◆ Requirements: Reproduce the records below in full and without edits, omitting images.

(Collected data entries)
────────────────────────────────────────

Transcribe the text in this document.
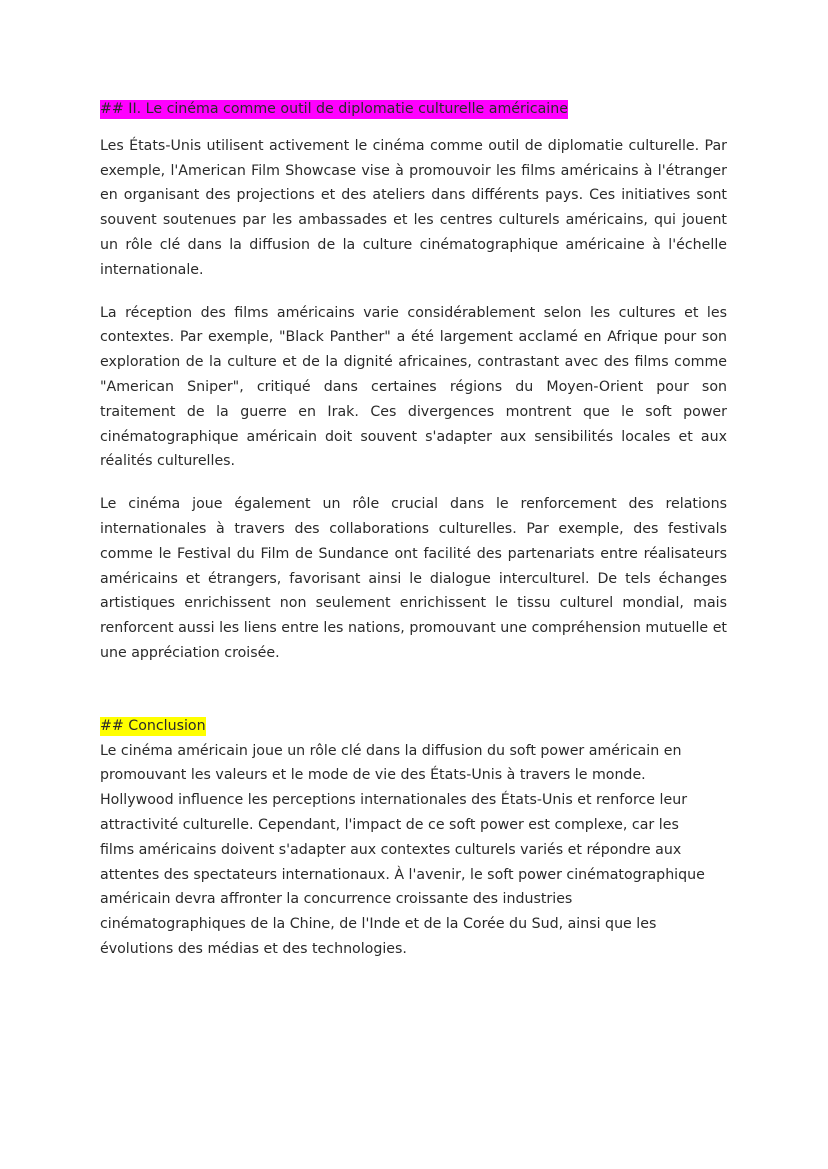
## II. Le cinéma comme outil de diplomatie culturelle américaine

Les États-Unis utilisent activement le cinéma comme outil de diplomatie culturelle. Par exemple, l'American Film Showcase vise à promouvoir les films américains à l'étranger en organisant des projections et des ateliers dans différents pays. Ces initiatives sont souvent soutenues par les ambassades et les centres culturels américains, qui jouent un rôle clé dans la diffusion de la culture cinématographique américaine à l'échelle internationale.

La réception des films américains varie considérablement selon les cultures et les contextes. Par exemple, "Black Panther" a été largement acclamé en Afrique pour son exploration de la culture et de la dignité africaines, contrastant avec des films comme "American Sniper", critiqué dans certaines régions du Moyen-Orient pour son traitement de la guerre en Irak. Ces divergences montrent que le soft power cinématographique américain doit souvent s'adapter aux sensibilités locales et aux réalités culturelles.

Le cinéma joue également un rôle crucial dans le renforcement des relations internationales à travers des collaborations culturelles. Par exemple, des festivals comme le Festival du Film de Sundance ont facilité des partenariats entre réalisateurs américains et étrangers, favorisant ainsi le dialogue interculturel. De tels échanges artistiques enrichissent non seulement enrichissent le tissu culturel mondial, mais renforcent aussi les liens entre les nations, promouvant une compréhension mutuelle et une appréciation croisée.

## Conclusion

Le cinéma américain joue un rôle clé dans la diffusion du soft power américain en
promouvant les valeurs et le mode de vie des États-Unis à travers le monde.
Hollywood influence les perceptions internationales des États-Unis et renforce leur
attractivité culturelle. Cependant, l'impact de ce soft power est complexe, car les
films américains doivent s'adapter aux contextes culturels variés et répondre aux
attentes des spectateurs internationaux. À l'avenir, le soft power cinématographique
américain devra affronter la concurrence croissante des industries
cinématographiques de la Chine, de l'Inde et de la Corée du Sud, ainsi que les
évolutions des médias et des technologies.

────────────────────────────────────────

◆ Response:
Transcribe the text in this document.
## II. Le cinéma comme outil de diplomatie culturelle américaine

Les États-Unis utilisent activement le cinéma comme outil de diplomatie culturelle. Par exemple, l'American Film Showcase vise à promouvoir les films américains à l'étranger en organisant des projections et des ateliers dans différents pays. Ces initiatives sont souvent soutenues par les ambassades et les centres culturels américains, qui jouent un rôle clé dans la diffusion de la culture cinématographique américaine à l'échelle internationale.

La réception des films américains varie considérablement selon les cultures et les contextes. Par exemple, "Black Panther" a été largement acclamé en Afrique pour son exploration de la culture et de la dignité africaines, contrastant avec des films comme "American Sniper", critiqué dans certaines régions du Moyen-Orient pour son traitement de la guerre en Irak. Ces divergences montrent que le soft power cinématographique américain doit souvent s'adapter aux sensibilités locales et aux réalités culturelles.

Le cinéma joue également un rôle crucial dans le renforcement des relations internationales à travers des collaborations culturelles. Par exemple, des festivals comme le Festival du Film de Sundance ont facilité des partenariats entre réalisateurs américains et étrangers, favorisant ainsi le dialogue interculturel. De tels échanges artistiques enrichissent non seulement enrichissent le tissu culturel mondial, mais renforcent aussi les liens entre les nations, promouvant une compréhension mutuelle et une appréciation croisée.

## Conclusion

Le cinéma américain joue un rôle clé dans la diffusion du soft power américain en
promouvant les valeurs et le mode de vie des États-Unis à travers le monde.
Hollywood influence les perceptions internationales des États-Unis et renforce leur
attractivité culturelle. Cependant, l'impact de ce soft power est complexe, car les
films américains doivent s'adapter aux contextes culturels variés et répondre aux
attentes des spectateurs internationaux. À l'avenir, le soft power cinématographique
américain devra affronter la concurrence croissante des industries
cinématographiques de la Chine, de l'Inde et de la Corée du Sud, ainsi que les
évolutions des médias et des technologies.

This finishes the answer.